Collect each line containing "title".

::: Given data

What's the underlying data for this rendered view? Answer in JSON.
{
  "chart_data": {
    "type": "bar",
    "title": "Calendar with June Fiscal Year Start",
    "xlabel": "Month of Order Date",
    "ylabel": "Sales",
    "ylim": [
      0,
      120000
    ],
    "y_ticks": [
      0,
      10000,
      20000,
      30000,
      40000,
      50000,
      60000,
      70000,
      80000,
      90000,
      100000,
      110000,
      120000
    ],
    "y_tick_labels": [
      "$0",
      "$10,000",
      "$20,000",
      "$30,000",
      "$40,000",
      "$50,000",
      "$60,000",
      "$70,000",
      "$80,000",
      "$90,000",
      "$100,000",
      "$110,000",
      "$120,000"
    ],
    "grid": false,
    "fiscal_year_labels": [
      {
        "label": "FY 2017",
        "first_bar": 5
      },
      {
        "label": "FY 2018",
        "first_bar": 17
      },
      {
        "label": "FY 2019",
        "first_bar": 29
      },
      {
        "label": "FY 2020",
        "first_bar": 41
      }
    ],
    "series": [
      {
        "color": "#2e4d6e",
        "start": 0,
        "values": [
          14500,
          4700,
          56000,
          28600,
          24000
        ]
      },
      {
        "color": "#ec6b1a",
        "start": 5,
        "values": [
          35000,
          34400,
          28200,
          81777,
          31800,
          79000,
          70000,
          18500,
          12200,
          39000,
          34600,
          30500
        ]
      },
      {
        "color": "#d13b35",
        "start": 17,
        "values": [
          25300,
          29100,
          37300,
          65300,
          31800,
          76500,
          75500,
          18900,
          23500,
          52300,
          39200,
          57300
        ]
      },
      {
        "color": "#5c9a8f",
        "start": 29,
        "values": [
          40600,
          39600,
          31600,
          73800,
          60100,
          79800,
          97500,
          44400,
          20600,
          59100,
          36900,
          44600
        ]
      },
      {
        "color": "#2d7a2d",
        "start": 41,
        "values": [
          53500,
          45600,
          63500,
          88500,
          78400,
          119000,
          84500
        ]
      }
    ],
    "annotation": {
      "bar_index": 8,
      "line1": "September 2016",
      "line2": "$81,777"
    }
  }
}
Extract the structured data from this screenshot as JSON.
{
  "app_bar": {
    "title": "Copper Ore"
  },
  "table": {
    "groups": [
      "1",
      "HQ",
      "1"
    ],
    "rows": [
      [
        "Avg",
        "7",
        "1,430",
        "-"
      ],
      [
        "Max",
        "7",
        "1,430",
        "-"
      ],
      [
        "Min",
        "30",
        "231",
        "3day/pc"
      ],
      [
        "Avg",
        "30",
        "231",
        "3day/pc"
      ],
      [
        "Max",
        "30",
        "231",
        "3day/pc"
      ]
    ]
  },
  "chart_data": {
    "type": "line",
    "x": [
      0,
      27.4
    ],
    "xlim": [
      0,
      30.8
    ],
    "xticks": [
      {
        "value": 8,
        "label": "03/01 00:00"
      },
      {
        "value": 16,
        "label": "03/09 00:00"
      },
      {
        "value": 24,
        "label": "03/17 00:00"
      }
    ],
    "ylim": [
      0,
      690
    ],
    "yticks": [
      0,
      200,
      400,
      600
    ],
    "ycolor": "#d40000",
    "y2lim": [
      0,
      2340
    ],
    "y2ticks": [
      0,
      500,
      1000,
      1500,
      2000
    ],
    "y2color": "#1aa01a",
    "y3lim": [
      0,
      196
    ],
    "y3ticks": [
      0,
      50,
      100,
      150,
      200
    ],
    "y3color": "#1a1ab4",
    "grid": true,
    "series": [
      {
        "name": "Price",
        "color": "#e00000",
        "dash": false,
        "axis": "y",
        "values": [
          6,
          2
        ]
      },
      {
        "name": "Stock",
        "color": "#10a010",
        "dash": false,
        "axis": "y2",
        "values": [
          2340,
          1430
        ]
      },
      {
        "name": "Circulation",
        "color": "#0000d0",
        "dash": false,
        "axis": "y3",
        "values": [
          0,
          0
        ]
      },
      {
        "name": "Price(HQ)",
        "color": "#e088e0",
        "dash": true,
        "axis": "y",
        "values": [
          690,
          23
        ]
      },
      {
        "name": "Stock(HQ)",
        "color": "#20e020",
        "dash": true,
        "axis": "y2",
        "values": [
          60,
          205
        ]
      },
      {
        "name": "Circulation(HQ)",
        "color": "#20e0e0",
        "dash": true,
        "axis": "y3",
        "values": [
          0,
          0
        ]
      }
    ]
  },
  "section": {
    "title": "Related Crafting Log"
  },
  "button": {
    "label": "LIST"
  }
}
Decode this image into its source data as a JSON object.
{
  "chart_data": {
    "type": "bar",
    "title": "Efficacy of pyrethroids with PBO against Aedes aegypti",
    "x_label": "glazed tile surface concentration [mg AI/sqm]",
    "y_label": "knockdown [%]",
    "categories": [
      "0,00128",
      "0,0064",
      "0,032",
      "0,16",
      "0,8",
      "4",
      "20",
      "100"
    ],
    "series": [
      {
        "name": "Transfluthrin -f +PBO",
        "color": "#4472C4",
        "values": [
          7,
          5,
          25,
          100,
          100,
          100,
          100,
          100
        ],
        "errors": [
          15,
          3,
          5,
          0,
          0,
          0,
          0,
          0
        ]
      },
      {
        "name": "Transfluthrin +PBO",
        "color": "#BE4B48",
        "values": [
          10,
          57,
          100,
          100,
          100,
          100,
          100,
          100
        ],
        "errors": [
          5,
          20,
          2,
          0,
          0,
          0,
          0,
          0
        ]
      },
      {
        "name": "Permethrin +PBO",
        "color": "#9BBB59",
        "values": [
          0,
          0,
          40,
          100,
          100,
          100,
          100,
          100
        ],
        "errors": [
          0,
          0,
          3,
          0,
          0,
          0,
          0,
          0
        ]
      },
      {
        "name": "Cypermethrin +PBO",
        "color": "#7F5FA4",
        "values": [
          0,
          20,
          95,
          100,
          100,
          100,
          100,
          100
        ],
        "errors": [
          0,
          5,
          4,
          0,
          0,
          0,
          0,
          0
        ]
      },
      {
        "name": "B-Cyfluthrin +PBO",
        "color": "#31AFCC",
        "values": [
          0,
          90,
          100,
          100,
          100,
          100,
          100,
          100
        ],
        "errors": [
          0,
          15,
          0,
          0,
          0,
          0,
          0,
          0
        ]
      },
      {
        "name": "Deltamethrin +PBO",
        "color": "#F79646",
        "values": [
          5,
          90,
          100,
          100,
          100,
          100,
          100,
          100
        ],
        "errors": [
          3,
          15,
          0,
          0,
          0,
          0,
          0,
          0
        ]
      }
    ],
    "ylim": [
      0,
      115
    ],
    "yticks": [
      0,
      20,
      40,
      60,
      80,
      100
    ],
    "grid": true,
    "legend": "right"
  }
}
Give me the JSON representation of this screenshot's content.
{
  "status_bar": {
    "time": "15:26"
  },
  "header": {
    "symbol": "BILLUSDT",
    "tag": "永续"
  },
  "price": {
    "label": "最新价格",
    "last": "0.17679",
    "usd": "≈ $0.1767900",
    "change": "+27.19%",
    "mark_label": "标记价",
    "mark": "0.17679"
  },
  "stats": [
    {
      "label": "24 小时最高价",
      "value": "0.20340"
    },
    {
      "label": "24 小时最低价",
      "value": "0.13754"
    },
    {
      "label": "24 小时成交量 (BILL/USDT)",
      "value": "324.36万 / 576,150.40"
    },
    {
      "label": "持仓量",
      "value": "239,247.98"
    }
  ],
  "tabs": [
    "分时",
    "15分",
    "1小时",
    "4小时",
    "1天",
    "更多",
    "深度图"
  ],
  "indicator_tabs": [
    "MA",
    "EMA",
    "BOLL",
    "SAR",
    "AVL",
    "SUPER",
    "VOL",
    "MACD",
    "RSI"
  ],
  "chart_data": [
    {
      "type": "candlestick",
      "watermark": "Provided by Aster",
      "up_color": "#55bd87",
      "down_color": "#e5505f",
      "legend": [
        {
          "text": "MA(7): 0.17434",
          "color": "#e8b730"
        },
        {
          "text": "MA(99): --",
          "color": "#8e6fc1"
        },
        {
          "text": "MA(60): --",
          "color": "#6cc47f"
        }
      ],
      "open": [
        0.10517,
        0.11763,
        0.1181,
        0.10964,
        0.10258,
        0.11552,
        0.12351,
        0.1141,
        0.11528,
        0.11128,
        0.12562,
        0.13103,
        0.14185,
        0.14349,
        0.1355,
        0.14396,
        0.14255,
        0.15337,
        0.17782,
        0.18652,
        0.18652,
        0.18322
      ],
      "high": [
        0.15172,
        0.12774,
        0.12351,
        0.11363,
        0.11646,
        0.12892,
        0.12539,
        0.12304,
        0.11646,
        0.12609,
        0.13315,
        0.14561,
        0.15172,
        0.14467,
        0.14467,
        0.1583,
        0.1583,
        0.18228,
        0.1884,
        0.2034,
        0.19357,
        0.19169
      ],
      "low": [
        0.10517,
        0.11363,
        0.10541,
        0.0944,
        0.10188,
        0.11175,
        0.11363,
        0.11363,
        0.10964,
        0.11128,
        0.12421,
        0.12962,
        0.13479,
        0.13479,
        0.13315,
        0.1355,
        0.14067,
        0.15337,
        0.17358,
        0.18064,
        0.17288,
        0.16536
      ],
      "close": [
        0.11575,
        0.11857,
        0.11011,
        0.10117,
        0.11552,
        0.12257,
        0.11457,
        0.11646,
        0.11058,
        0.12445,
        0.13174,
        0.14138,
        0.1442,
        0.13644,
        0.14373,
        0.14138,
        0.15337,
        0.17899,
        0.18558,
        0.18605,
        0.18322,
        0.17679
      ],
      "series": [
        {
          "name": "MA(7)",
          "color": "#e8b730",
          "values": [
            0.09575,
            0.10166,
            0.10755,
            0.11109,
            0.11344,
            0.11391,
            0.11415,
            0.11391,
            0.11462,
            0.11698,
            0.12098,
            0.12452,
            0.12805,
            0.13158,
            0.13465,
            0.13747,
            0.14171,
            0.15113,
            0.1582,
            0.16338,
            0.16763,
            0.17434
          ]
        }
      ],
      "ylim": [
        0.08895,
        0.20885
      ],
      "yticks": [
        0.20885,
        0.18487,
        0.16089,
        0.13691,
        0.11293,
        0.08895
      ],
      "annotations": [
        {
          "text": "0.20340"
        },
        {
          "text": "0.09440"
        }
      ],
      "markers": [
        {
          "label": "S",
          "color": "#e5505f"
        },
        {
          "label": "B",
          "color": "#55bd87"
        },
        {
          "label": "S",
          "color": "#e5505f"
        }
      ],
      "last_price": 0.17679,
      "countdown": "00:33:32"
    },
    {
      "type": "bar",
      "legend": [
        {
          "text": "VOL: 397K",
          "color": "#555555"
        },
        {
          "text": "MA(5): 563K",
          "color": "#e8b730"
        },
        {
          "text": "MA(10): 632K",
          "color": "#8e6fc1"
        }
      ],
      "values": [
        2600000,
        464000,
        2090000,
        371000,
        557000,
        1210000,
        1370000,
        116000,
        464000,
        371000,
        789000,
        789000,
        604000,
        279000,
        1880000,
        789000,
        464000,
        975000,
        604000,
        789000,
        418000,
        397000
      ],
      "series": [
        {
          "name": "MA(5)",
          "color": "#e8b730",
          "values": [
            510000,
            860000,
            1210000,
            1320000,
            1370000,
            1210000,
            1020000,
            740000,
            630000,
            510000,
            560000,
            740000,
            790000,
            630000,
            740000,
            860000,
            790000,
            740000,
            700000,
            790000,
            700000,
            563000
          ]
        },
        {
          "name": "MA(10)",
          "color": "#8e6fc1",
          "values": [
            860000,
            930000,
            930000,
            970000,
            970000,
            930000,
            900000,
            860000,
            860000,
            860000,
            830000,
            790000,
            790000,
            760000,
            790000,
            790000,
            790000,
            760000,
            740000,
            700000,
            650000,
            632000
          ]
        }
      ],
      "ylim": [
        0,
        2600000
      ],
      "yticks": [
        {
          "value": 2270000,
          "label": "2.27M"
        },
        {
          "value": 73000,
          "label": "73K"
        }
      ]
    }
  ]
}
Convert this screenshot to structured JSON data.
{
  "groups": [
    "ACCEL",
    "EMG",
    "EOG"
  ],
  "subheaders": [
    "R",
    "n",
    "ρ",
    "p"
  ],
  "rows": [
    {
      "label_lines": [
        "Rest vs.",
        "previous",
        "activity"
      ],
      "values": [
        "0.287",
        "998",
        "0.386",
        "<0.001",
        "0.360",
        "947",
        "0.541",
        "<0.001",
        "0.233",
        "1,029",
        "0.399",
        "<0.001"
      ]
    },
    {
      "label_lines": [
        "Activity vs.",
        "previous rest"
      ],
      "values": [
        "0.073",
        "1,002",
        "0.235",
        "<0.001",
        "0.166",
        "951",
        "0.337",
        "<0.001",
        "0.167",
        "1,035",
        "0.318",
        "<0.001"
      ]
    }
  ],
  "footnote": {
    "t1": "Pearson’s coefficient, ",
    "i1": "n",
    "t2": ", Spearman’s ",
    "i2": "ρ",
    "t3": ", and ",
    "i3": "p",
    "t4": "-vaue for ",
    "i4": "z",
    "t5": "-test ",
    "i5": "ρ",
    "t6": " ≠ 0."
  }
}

::::::

§ **The reply**
    "title": "Calendar with June Fiscal Year Start",
    "title": "Copper Ore"
    "title": "Related Crafting Log"
    "title": "Efficacy of pyrethroids with PBO against Aedes aegypti",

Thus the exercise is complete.